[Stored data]
(begin)

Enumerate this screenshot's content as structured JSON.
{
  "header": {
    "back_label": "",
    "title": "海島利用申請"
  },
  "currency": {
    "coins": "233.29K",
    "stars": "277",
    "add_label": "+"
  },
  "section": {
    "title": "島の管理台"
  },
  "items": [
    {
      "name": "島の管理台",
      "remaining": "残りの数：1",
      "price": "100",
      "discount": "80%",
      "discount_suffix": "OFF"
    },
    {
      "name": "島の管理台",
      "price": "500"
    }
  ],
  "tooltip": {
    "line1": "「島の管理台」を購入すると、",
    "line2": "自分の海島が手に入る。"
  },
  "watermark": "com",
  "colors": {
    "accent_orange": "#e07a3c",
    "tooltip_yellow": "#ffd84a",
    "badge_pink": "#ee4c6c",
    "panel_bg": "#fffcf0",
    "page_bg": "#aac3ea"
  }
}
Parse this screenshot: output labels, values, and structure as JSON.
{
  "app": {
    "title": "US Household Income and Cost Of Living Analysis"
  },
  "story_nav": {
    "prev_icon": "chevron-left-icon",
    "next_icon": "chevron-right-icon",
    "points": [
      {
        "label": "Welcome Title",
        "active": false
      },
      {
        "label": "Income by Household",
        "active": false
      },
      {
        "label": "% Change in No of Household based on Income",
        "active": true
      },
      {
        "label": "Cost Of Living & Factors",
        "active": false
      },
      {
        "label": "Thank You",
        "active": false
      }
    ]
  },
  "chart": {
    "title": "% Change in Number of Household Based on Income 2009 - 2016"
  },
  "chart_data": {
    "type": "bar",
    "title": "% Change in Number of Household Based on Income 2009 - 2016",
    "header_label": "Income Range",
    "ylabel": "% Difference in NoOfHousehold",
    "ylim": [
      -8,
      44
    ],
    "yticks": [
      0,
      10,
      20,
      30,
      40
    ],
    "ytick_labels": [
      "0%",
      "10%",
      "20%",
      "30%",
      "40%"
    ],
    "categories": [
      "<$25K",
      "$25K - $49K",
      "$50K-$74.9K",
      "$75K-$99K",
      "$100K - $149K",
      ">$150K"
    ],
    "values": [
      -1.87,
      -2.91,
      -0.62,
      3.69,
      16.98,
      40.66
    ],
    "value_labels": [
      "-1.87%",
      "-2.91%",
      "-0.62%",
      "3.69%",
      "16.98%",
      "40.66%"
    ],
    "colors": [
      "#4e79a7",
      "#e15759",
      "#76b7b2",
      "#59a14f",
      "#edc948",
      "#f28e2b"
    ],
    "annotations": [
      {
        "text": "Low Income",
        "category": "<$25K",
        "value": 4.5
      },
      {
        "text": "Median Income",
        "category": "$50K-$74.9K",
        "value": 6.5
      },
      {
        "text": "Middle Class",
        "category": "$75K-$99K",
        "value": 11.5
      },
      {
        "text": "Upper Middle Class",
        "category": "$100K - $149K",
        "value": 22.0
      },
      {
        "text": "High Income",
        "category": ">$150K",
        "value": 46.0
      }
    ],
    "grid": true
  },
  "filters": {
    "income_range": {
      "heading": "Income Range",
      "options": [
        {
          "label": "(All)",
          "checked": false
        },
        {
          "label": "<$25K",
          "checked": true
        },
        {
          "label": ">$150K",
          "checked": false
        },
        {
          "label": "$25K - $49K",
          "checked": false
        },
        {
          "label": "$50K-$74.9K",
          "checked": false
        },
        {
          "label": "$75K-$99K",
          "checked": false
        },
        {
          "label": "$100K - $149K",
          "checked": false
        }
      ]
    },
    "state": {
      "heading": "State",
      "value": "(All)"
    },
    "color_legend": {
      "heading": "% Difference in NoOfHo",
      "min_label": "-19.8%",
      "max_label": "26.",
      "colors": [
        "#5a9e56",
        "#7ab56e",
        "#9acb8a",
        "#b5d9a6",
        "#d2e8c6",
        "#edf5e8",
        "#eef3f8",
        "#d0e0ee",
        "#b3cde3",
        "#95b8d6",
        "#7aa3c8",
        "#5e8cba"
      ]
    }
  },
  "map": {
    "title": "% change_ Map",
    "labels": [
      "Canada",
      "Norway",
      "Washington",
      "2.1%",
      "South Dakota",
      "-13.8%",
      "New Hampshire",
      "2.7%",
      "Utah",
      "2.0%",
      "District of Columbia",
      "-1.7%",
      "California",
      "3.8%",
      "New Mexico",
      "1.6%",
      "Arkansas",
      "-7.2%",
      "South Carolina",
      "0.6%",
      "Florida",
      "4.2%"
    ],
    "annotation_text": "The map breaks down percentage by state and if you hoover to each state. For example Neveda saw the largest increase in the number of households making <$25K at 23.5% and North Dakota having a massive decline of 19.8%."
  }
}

(end)

STATED PROBLEM = From the records, copy every line that has the string "category" in it.

RESULT BELOW =
        "category": "<$25K",
        "category": "$50K-$74.9K",
        "category": "$75K-$99K",
        "category": "$100K - $149K",
        "category": ">$150K",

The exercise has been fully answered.